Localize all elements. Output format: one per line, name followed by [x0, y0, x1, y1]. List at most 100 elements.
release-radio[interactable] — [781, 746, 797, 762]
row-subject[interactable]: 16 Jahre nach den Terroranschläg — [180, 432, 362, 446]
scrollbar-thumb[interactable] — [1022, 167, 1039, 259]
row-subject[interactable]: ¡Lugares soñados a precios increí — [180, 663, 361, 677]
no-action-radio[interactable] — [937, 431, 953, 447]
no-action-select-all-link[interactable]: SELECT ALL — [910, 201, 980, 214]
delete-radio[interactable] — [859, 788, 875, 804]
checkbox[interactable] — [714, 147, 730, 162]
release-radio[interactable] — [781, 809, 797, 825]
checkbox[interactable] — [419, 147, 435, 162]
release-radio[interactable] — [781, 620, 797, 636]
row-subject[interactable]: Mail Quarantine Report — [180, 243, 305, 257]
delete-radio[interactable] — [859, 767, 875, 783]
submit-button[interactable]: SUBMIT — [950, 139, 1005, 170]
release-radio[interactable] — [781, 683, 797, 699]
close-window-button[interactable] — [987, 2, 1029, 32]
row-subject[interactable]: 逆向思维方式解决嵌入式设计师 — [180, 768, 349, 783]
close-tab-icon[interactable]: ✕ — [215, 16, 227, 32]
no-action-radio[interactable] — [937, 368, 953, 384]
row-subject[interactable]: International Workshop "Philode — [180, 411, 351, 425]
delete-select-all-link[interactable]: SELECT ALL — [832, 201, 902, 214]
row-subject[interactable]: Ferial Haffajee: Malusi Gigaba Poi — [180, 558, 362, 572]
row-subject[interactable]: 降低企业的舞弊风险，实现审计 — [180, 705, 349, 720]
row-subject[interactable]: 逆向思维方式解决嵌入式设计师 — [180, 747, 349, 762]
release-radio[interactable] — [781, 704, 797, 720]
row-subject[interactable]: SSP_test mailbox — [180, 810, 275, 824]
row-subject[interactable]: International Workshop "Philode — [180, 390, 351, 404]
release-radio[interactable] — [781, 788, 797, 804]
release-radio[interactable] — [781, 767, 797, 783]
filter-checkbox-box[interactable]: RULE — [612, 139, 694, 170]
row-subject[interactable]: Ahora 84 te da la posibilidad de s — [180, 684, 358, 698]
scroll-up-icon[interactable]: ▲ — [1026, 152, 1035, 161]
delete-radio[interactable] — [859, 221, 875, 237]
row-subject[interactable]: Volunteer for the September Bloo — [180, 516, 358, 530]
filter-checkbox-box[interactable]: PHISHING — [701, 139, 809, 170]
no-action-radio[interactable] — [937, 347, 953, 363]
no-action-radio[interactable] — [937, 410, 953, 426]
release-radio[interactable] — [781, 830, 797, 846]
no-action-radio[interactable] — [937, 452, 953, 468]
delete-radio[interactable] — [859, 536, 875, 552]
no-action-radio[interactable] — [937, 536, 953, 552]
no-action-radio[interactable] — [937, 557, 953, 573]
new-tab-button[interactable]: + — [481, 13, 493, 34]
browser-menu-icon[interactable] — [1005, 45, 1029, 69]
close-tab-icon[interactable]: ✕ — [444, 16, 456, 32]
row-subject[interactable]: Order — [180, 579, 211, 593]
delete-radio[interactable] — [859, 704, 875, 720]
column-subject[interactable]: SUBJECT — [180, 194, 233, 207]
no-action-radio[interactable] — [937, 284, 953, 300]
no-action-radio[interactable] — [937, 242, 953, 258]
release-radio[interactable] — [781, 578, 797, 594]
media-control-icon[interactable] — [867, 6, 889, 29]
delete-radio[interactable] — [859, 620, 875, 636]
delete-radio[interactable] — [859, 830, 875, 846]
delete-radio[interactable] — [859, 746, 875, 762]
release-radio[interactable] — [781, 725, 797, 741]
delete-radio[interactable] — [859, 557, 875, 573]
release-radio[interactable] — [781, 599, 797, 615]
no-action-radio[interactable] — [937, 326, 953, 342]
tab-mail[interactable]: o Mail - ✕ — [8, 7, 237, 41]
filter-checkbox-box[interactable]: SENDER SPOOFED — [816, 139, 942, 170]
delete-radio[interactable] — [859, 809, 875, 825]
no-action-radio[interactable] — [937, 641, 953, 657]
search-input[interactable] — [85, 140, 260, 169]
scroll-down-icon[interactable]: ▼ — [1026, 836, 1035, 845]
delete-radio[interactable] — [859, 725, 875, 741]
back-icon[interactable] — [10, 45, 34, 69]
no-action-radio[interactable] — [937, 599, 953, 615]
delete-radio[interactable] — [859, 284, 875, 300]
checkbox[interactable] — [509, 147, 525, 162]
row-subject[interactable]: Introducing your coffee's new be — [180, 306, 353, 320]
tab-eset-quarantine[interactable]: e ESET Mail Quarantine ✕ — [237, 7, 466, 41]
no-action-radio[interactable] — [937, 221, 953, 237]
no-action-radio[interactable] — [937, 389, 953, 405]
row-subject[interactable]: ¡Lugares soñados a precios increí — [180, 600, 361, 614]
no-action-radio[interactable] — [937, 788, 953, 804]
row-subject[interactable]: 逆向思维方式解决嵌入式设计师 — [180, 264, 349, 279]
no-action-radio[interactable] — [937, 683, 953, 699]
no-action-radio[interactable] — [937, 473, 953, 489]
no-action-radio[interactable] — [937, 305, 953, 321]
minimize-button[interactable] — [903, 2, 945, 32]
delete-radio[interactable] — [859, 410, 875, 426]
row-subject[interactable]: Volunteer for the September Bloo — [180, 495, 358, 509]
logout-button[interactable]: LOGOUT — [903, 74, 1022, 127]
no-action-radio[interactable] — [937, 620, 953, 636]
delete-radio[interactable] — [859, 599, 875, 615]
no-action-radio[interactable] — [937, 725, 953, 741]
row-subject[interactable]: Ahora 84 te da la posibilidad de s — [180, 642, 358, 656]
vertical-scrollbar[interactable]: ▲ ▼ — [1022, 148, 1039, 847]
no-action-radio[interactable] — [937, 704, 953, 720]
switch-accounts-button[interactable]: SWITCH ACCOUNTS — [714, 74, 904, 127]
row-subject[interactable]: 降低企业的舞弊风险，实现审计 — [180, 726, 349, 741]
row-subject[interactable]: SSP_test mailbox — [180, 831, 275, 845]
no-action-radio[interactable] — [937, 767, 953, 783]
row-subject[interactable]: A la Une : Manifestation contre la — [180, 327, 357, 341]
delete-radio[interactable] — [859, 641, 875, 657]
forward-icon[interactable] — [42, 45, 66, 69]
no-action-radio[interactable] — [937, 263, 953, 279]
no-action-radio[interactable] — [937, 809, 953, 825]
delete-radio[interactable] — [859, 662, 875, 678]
--
From the rows above, pull out every line that contains the word "Workshop". Case counts.

> SOLUTION:
row-subject[interactable]: International Workshop "Philode — [180, 411, 351, 425]
row-subject[interactable]: International Workshop "Philode — [180, 390, 351, 404]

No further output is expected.